**WORK INSTRUCTIONS**.
From the entries that follow, pick out all lines holding "signed".

**** PROVIDED RECORDS ****

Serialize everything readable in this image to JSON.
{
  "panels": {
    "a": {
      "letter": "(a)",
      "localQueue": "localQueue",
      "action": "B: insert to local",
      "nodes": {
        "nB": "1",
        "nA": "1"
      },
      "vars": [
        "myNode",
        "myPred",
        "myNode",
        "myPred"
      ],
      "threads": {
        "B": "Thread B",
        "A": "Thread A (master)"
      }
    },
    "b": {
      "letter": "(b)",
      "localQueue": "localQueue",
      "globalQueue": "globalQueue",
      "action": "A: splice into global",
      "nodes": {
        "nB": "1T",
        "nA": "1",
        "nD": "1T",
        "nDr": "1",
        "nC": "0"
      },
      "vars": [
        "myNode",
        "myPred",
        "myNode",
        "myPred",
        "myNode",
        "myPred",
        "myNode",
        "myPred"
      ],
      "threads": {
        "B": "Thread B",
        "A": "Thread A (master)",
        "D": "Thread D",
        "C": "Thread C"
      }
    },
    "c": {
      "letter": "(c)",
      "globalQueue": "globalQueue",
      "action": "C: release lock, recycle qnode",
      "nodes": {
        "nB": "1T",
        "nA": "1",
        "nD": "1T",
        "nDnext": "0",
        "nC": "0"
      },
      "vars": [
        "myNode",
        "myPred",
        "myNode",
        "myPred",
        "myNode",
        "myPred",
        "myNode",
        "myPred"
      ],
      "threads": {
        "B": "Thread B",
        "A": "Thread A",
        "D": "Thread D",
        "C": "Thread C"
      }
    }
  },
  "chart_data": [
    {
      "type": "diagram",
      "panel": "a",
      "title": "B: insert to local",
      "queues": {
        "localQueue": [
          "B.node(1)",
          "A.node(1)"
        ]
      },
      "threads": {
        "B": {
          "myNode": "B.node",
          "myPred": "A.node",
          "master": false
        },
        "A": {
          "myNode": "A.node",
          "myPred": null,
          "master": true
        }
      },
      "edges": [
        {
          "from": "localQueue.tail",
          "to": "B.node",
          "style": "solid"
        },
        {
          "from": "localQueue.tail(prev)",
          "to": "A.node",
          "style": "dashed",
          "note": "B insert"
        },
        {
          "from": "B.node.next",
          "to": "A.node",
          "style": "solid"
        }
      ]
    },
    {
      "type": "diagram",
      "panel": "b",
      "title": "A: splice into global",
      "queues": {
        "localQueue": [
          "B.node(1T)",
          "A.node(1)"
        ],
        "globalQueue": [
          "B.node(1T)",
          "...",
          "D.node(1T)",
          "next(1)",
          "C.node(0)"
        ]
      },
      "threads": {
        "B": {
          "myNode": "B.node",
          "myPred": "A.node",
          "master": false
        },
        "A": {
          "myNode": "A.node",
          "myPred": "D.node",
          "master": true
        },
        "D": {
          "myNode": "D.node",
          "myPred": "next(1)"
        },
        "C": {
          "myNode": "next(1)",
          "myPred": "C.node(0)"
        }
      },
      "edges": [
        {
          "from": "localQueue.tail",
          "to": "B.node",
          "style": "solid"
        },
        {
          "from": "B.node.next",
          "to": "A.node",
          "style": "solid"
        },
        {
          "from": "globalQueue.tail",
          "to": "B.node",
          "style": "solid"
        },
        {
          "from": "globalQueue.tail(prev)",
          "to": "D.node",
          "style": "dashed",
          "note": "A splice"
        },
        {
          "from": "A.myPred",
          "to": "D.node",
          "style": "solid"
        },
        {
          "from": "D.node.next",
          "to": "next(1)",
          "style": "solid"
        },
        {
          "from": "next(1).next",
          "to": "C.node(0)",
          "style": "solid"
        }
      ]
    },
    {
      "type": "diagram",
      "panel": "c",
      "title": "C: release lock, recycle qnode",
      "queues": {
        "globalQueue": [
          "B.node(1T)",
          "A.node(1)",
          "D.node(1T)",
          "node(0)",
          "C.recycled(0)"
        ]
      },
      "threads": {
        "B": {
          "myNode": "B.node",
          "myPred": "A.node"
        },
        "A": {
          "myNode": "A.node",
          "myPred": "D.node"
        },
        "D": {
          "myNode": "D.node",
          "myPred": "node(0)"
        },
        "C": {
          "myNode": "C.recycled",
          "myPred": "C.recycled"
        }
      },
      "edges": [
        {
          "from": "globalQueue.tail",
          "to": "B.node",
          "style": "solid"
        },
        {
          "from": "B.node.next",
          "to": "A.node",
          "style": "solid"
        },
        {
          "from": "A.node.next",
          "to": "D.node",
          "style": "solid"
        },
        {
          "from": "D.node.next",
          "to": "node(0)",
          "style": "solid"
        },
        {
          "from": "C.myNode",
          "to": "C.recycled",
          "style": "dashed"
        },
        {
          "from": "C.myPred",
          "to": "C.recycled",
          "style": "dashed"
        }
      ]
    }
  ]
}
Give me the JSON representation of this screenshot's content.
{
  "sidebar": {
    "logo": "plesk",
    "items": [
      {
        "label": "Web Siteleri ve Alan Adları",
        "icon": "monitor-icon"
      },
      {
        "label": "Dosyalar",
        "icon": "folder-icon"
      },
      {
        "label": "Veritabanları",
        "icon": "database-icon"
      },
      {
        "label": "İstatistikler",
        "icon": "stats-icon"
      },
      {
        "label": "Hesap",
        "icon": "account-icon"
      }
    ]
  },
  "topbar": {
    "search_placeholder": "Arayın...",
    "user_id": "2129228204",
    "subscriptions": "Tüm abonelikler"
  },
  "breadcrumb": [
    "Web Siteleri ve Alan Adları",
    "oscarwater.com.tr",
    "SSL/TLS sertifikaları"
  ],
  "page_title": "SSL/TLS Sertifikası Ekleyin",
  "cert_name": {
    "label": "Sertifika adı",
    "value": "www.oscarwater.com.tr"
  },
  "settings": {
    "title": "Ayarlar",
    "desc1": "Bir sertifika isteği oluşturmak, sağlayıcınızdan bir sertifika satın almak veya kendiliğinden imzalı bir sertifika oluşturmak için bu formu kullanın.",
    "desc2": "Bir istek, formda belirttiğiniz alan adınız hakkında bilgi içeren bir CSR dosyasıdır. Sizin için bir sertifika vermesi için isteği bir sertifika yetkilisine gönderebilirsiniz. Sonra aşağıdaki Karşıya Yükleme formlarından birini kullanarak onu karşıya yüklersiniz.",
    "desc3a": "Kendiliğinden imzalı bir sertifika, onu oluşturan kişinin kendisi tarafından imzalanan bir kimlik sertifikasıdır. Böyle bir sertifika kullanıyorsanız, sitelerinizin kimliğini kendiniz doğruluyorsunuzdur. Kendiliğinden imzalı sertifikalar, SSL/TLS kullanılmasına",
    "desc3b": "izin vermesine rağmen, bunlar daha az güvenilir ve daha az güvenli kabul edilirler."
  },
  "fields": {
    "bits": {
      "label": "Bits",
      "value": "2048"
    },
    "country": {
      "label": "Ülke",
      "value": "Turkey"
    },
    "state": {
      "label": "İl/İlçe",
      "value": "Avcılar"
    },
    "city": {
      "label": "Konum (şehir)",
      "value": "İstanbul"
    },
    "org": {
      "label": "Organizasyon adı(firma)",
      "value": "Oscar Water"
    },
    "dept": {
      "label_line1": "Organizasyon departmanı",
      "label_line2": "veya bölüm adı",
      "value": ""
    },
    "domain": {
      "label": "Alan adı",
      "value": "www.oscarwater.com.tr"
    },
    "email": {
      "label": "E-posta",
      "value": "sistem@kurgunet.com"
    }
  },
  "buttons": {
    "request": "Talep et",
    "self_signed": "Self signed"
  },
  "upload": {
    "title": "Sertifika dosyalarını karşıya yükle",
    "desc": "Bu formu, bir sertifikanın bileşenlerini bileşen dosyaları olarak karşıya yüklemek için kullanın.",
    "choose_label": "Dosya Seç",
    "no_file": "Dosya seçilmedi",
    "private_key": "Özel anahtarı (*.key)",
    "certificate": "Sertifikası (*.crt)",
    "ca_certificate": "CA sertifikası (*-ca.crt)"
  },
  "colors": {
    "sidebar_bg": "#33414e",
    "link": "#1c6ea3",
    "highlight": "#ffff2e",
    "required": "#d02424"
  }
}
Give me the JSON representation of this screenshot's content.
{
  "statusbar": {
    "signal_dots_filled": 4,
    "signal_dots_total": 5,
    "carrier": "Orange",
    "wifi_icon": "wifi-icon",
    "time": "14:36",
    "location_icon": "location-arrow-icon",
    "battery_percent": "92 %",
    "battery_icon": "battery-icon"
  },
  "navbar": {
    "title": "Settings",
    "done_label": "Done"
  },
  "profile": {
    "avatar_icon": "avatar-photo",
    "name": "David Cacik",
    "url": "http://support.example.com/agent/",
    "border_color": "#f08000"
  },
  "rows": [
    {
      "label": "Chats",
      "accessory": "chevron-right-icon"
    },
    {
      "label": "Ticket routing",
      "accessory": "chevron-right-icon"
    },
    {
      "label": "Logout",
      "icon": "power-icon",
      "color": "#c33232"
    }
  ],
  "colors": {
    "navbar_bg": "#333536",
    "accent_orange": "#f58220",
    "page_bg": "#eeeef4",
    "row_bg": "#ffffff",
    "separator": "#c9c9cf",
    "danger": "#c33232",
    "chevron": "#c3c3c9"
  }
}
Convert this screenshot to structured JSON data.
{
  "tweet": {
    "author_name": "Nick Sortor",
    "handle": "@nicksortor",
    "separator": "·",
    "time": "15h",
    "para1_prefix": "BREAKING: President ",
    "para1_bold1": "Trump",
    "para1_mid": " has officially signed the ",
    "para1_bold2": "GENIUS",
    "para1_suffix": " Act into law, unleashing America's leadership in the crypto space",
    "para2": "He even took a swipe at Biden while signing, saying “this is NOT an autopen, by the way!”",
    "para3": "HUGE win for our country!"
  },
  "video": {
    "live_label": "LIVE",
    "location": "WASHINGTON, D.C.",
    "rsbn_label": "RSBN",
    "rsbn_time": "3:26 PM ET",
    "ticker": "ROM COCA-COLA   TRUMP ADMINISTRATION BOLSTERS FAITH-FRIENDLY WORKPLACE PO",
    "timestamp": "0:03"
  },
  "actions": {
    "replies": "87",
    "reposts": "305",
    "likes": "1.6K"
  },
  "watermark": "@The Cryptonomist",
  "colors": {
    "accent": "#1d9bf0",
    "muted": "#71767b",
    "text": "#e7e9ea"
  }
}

****

**THE OUTPUT**.
    "self_signed": "Self signed"
    "para1_mid": " has officially signed the ",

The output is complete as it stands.